Text block

========================================================================

Context as "That Which Weaves Together".
In seeking uses of the term, context, which avoid the pitfalls of context as that
which surrounds, I have found it useful to return to the Latin root of the term,
contexere, which means "to weave together." A similar sense is given by the Oxford
English Dictionary which refers to context as "the connected whole that gives
coherence to its parts."
The frequency with which metaphors of weaving, threads, ropes, and the like
appear in conjunction with contextual approaches to human thinking is quite
striking. For example, the micro-sociologist, Ray Birdwhistell, said the following
about his conception of context:

I'll tell you what I like to think about: sometimes I like to think of a
rope. The fibers that make up the rope are discontinuous; when you
twist them together, you don't make them continuous, you make the
thread continuous. . . . even though it may look in a thread as though
each of those particles are going all through it, that isn't the case. That's
essentially the descriptive model. . . . Obviously, I am not talking about
the environment. I am not talking about inside and outside. I am
talking about the conditions of the system (quoted in McDermott,
1980, p. 14-15).

When context is thought of in this way, it can not be reduced to that which
surrounds. It is, rather, a qualitative relation between minimally two analytical entities
(threads), which are two moments in a single process. The boundaries between "task and
its context" are not clear-cut and static but ambiguous and dynamic. As a general rule,
that which is taken as object and that which is taken as that- which- surrounds- the-
object are constituted by the very act of naming them.
In light of my goal of studying artifacts and situations/ contexts in terms of
people's concrete activities, I was gratified to discover that there is an intimate
connection between context, interpreted as a process of weaving together and the notion
of an event. This connection is provided by Stephen Pepper in his analysis of
contextualism as a world view (what might currently be called a scientific paradigm).

========================================================================

Records to process
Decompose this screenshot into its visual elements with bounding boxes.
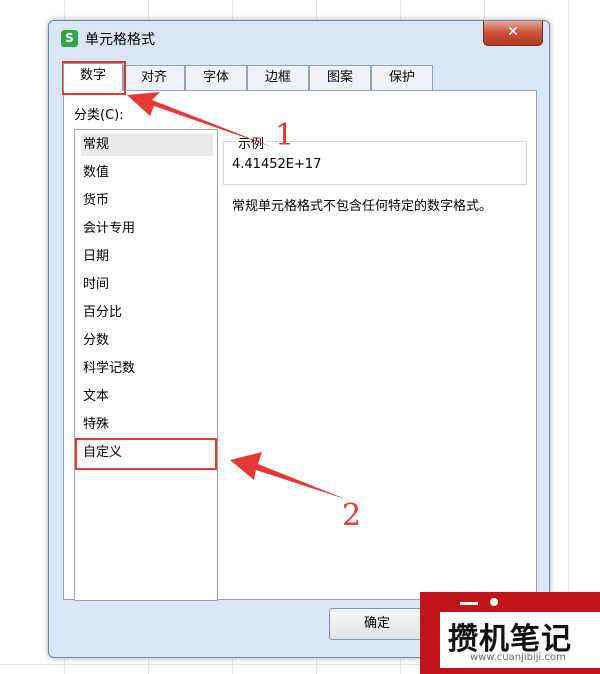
- number-tab-panel: 分类(C): 常规 数值 货币 会计专用 日期 时间 百分比 分数 科学记数 文…: [63, 90, 537, 601]
- highlight-custom-item: [75, 438, 217, 470]
- close-icon: ✕: [507, 24, 519, 40]
- category-list[interactable]: 常规 数值 货币 会计专用 日期 时间 百分比 分数 科学记数 文本 特殊 自定…: [74, 129, 218, 601]
- category-item-date[interactable]: 日期: [81, 246, 213, 268]
- category-item-scientific[interactable]: 科学记数: [81, 358, 213, 380]
- tab-number[interactable]: 数字: [63, 63, 123, 91]
- tab-border[interactable]: 边框: [247, 65, 309, 91]
- dialog-titlebar[interactable]: S 单元格格式 ✕: [49, 21, 549, 57]
- example-value: 4.41452E+17: [232, 157, 322, 172]
- tab-alignment[interactable]: 对齐: [123, 65, 185, 91]
- category-item-general[interactable]: 常规: [81, 134, 213, 156]
- format-description: 常规单元格格式不包含任何特定的数字格式。: [232, 199, 493, 214]
- ok-button[interactable]: 确定: [329, 608, 425, 640]
- category-item-special[interactable]: 特殊: [81, 414, 213, 436]
- tab-protection[interactable]: 保护: [371, 65, 433, 91]
- category-item-percentage[interactable]: 百分比: [81, 302, 213, 324]
- annotation-number-2: 2: [342, 498, 362, 533]
- dialog-title: 单元格格式: [85, 32, 155, 48]
- watermark-dash: [460, 602, 478, 605]
- wps-app-icon: S: [61, 30, 78, 47]
- example-label: 示例: [236, 133, 267, 152]
- tab-font[interactable]: 字体: [185, 65, 247, 91]
- watermark-url: www.cuanjibiji.com: [470, 652, 566, 663]
- annotation-number-1: 1: [275, 118, 295, 153]
- format-cells-dialog: S 单元格格式 ✕ 数字 对齐 字体 边框 图案 保护 分类(C): 常规 数值…: [48, 20, 550, 658]
- category-item-currency[interactable]: 货币: [81, 190, 213, 212]
- grid-line: [568, 0, 569, 674]
- watermark-dot: [490, 598, 498, 606]
- category-label: 分类(C):: [74, 108, 124, 123]
- category-item-number[interactable]: 数值: [81, 162, 213, 184]
- close-button[interactable]: ✕: [483, 21, 543, 46]
- category-item-accounting[interactable]: 会计专用: [81, 218, 213, 240]
- tab-pattern[interactable]: 图案: [309, 65, 371, 91]
- category-item-fraction[interactable]: 分数: [81, 330, 213, 352]
- category-item-time[interactable]: 时间: [81, 274, 213, 296]
- category-item-text[interactable]: 文本: [81, 386, 213, 408]
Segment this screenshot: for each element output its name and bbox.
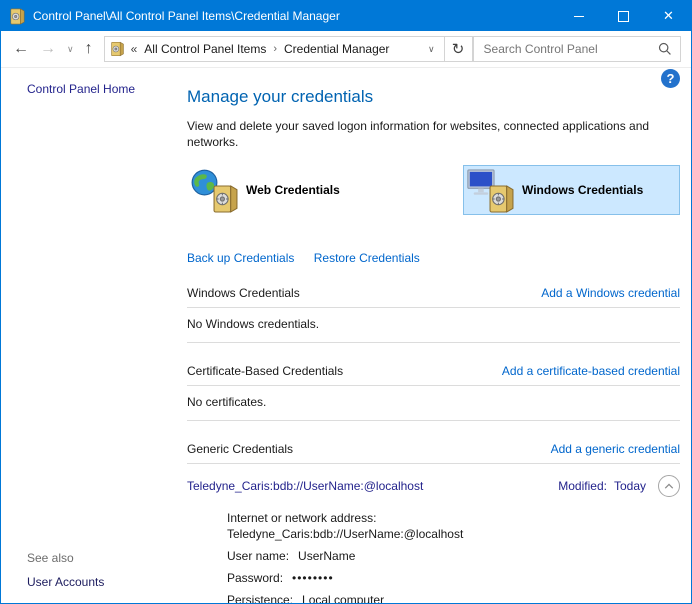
refresh-button[interactable]: ↻ xyxy=(444,36,473,62)
search-icon[interactable] xyxy=(658,42,672,56)
address-dropdown-chevron-icon[interactable]: ∨ xyxy=(421,44,442,55)
see-also-heading: See also xyxy=(27,551,74,565)
modified-label: Modified: xyxy=(558,479,607,493)
password-value: •••••••• xyxy=(292,571,334,585)
collapse-credential-button[interactable] xyxy=(658,475,680,497)
credential-manager-window: Control Panel\All Control Panel Items\Cr… xyxy=(0,0,692,604)
minimize-icon xyxy=(574,16,584,17)
section-empty-text: No Windows credentials. xyxy=(187,308,680,343)
credential-address-label: Internet or network address: xyxy=(227,510,680,526)
close-icon: ✕ xyxy=(663,8,674,24)
credential-persistence-row: Persistence: Local computer xyxy=(227,592,680,604)
restore-credentials-link[interactable]: Restore Credentials xyxy=(314,251,420,265)
persistence-label: Persistence: xyxy=(227,593,293,604)
maximize-button[interactable] xyxy=(601,1,646,31)
add-windows-credential-link[interactable]: Add a Windows credential xyxy=(541,286,680,300)
section-empty-text: No certificates. xyxy=(187,386,680,421)
section-header-row: Certificate-Based Credentials Add a cert… xyxy=(187,364,680,386)
window-title: Control Panel\All Control Panel Items\Cr… xyxy=(33,9,556,23)
sidebar: Control Panel Home See also User Account… xyxy=(1,67,187,602)
address-bar[interactable]: « All Control Panel Items › Credential M… xyxy=(104,36,445,62)
section-header-row: Generic Credentials Add a generic creden… xyxy=(187,442,680,464)
credential-password-row: Password: •••••••• xyxy=(227,570,680,586)
page-title: Manage your credentials xyxy=(187,87,680,107)
username-label: User name: xyxy=(227,549,289,563)
forward-button[interactable]: → xyxy=(40,41,56,57)
search-input[interactable] xyxy=(482,41,658,57)
section-title: Generic Credentials xyxy=(187,442,293,456)
credential-entry-header[interactable]: Teledyne_Caris:bdb://UserName:@localhost… xyxy=(187,475,680,497)
backup-credentials-link[interactable]: Back up Credentials xyxy=(187,251,294,265)
credential-actions-row: Back up Credentials Restore Credentials xyxy=(187,251,680,265)
credential-details: Internet or network address: Teledyne_Ca… xyxy=(227,510,680,604)
breadcrumb-overflow-icon[interactable]: « xyxy=(131,42,138,56)
safe-icon xyxy=(213,184,238,214)
password-label: Password: xyxy=(227,571,283,585)
modified-value: Today xyxy=(614,479,646,493)
control-panel-icon xyxy=(111,41,124,57)
windows-credentials-section: Windows Credentials Add a Windows creden… xyxy=(187,286,680,343)
recent-pages-chevron-icon[interactable]: ∨ xyxy=(67,44,74,55)
persistence-value: Local computer xyxy=(302,593,384,604)
window-controls: ✕ xyxy=(556,1,691,31)
credential-manager-app-icon xyxy=(10,8,25,25)
maximize-icon xyxy=(618,11,629,22)
certificate-credentials-section: Certificate-Based Credentials Add a cert… xyxy=(187,364,680,421)
web-credentials-label: Web Credentials xyxy=(246,183,340,197)
refresh-icon: ↻ xyxy=(452,40,465,58)
breadcrumb-item-credential-manager[interactable]: Credential Manager xyxy=(284,42,389,56)
web-credentials-tile[interactable]: Web Credentials xyxy=(187,165,463,215)
up-button[interactable]: ↑ xyxy=(85,41,93,57)
windows-credentials-tile[interactable]: Windows Credentials xyxy=(463,165,680,215)
title-bar: Control Panel\All Control Panel Items\Cr… xyxy=(1,1,691,31)
web-credentials-icon xyxy=(190,166,246,214)
section-title: Windows Credentials xyxy=(187,286,300,300)
windows-credentials-label: Windows Credentials xyxy=(522,183,643,197)
sidebar-item-control-panel-home[interactable]: Control Panel Home xyxy=(27,82,135,96)
windows-credentials-icon xyxy=(466,166,522,214)
generic-credentials-section: Generic Credentials Add a generic creden… xyxy=(187,442,680,604)
search-box xyxy=(473,36,681,62)
breadcrumb-separator-icon[interactable]: › xyxy=(273,43,277,55)
page-description: View and delete your saved logon informa… xyxy=(187,118,673,150)
safe-icon xyxy=(489,184,514,214)
add-generic-credential-link[interactable]: Add a generic credential xyxy=(551,442,680,456)
breadcrumb-item-all-control-panel-items[interactable]: All Control Panel Items xyxy=(144,42,266,56)
chevron-up-icon xyxy=(664,483,674,490)
section-header-row: Windows Credentials Add a Windows creden… xyxy=(187,286,680,308)
navigation-toolbar: ← → ∨ ↑ « All Control Panel Items › Cred… xyxy=(1,31,691,68)
credential-name[interactable]: Teledyne_Caris:bdb://UserName:@localhost xyxy=(187,479,558,493)
back-button[interactable]: ← xyxy=(13,41,29,57)
main-content: Manage your credentials View and delete … xyxy=(187,67,680,604)
add-certificate-credential-link[interactable]: Add a certificate-based credential xyxy=(502,364,680,378)
section-title: Certificate-Based Credentials xyxy=(187,364,343,378)
sidebar-item-user-accounts[interactable]: User Accounts xyxy=(27,575,104,589)
credential-address-value: Teledyne_Caris:bdb://UserName:@localhost xyxy=(227,526,680,542)
minimize-button[interactable] xyxy=(556,1,601,31)
username-value: UserName xyxy=(298,549,355,563)
credential-type-tiles: Web Credentials xyxy=(187,165,680,215)
close-button[interactable]: ✕ xyxy=(646,1,691,31)
credential-username-row: User name: UserName xyxy=(227,548,680,564)
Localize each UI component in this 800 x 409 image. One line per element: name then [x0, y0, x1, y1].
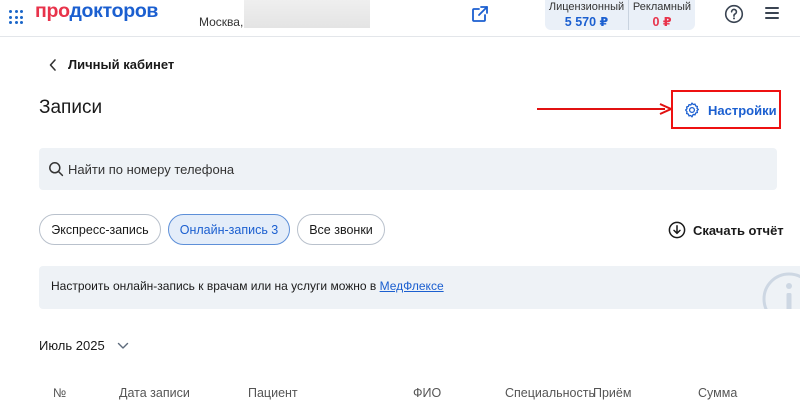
redacted-address [244, 0, 370, 28]
help-icon[interactable] [724, 4, 744, 24]
search-icon [49, 162, 64, 177]
table-header-patient: Пациент [248, 386, 298, 400]
apps-grid-icon[interactable] [9, 10, 23, 24]
info-banner: Настроить онлайн-запись к врачам или на … [39, 266, 800, 309]
chevron-down-icon [117, 342, 128, 349]
balance-license-label: Лицензионный [548, 1, 625, 13]
top-header: продокторов Москва, Лицензионный 5 570 ₽… [0, 0, 800, 37]
annotation-arrow-icon [537, 103, 673, 115]
balance-ads[interactable]: Рекламный 0 ₽ [628, 0, 695, 30]
hamburger-menu-icon[interactable] [765, 7, 779, 19]
search-input[interactable] [68, 161, 748, 177]
balance-ads-label: Рекламный [632, 1, 692, 13]
search-bar[interactable] [39, 148, 777, 190]
balance-license-value: 5 570 ₽ [564, 15, 609, 29]
table-header-date: Дата записи [119, 386, 190, 400]
balance-ads-value: 0 ₽ [652, 15, 672, 29]
filter-chip-calls[interactable]: Все звонки [297, 214, 385, 245]
download-circle-icon [668, 221, 686, 239]
back-link[interactable]: Личный кабинет [48, 57, 174, 72]
month-selector[interactable]: Июль 2025 [39, 338, 129, 353]
filter-chip-express[interactable]: Экспресс-запись [39, 214, 161, 245]
table-header-visit: Приём [593, 386, 632, 400]
table-header-fio: ФИО [413, 386, 442, 400]
table-header-number: № [53, 386, 67, 400]
page-title: Записи [39, 97, 103, 118]
table-header-specialty: Специальность [505, 386, 595, 400]
logo[interactable]: продокторов [35, 1, 158, 21]
table-header-sum: Сумма [698, 386, 738, 400]
chevron-left-icon [49, 58, 56, 71]
back-link-label: Личный кабинет [68, 57, 175, 72]
settings-label: Настройки [708, 102, 777, 118]
external-link-icon[interactable] [470, 4, 490, 24]
download-report-label: Скачать отчёт [693, 222, 784, 238]
month-label: Июль 2025 [39, 338, 105, 353]
filter-chip-online[interactable]: Онлайн-запись 3 [168, 214, 290, 245]
balance-license[interactable]: Лицензионный 5 570 ₽ [545, 0, 628, 30]
settings-button[interactable]: Настройки [683, 101, 777, 119]
info-icon [762, 272, 800, 309]
city-label: Москва, [199, 15, 244, 29]
medflex-link[interactable]: МедФлексе [380, 279, 444, 293]
download-report-button[interactable]: Скачать отчёт [668, 221, 784, 239]
gear-icon [684, 102, 700, 118]
info-text: Настроить онлайн-запись к врачам или на … [51, 279, 444, 293]
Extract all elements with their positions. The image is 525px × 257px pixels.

========================================================================

Objectives
a: In the passage on context as weaving, why was the author gratified to find a connection between context and the notion of an event?
b: Duplicate the listing lines between the line holding "refresh-button[interactable]: ↻ xyxy=(444,36,473,62)" and the line holding "credential-actions-row: Back up", inclusive.

Task-by-task outputs
a: The author's goal was to study artifacts and situations or contexts in terms of people's concrete activities. An intimate connection between context, interpreted as a process of weaving together, and the notion of an event fit that goal.

b:
refresh-button[interactable]: ↻ xyxy=(444,36,473,62)
search-icon[interactable] xyxy=(658,42,672,56)
address-dropdown-chevron-icon[interactable]: ∨ xyxy=(421,44,442,55)
see-also-heading: See also xyxy=(27,551,74,565)
modified-label: Modified: xyxy=(558,479,607,493)
password-value: •••••••• xyxy=(292,571,334,585)
collapse-credential-button[interactable] xyxy=(658,475,680,497)
credential-manager-window: Control Panel\All Control Panel Items\Cr… xyxy=(0,0,692,604)
minimize-icon xyxy=(574,16,584,17)
section-empty-text: No Windows credentials. xyxy=(187,308,680,343)
credential-address-label: Internet or network address: xyxy=(227,510,680,526)
close-icon: ✕ xyxy=(663,8,674,24)
credential-persistence-row: Persistence: Local computer xyxy=(227,592,680,604)
restore-credentials-link[interactable]: Restore Credentials xyxy=(314,251,420,265)
persistence-label: Persistence: xyxy=(227,593,293,604)
maximize-button[interactable] xyxy=(601,1,646,31)
add-windows-credential-link[interactable]: Add a Windows credential xyxy=(541,286,680,300)
section-empty-text: No certificates. xyxy=(187,386,680,421)
section-header-row: Certificate-Based Credentials Add a cert… xyxy=(187,364,680,386)
window-title: Control Panel\All Control Panel Items\Cr… xyxy=(33,9,556,23)
sidebar: Control Panel Home See also User Account… xyxy=(1,67,187,602)
address-bar[interactable]: « All Control Panel Items › Credential M… xyxy=(104,36,445,62)
section-header-row: Generic Credentials Add a generic creden… xyxy=(187,442,680,464)
credential-password-row: Password: •••••••• xyxy=(227,570,680,586)
page-title: Manage your credentials xyxy=(187,87,680,107)
username-label: User name: xyxy=(227,549,289,563)
forward-button[interactable]: → xyxy=(40,41,56,57)
search-input[interactable] xyxy=(482,41,658,57)
section-title: Generic Credentials xyxy=(187,442,293,456)
credential-entry-header[interactable]: Teledyne_Caris:bdb://UserName:@localhost… xyxy=(187,475,680,497)
backup-credentials-link[interactable]: Back up Credentials xyxy=(187,251,294,265)
credential-actions-row: Back up Credentials Restore Credentials xyxy=(187,251,680,265)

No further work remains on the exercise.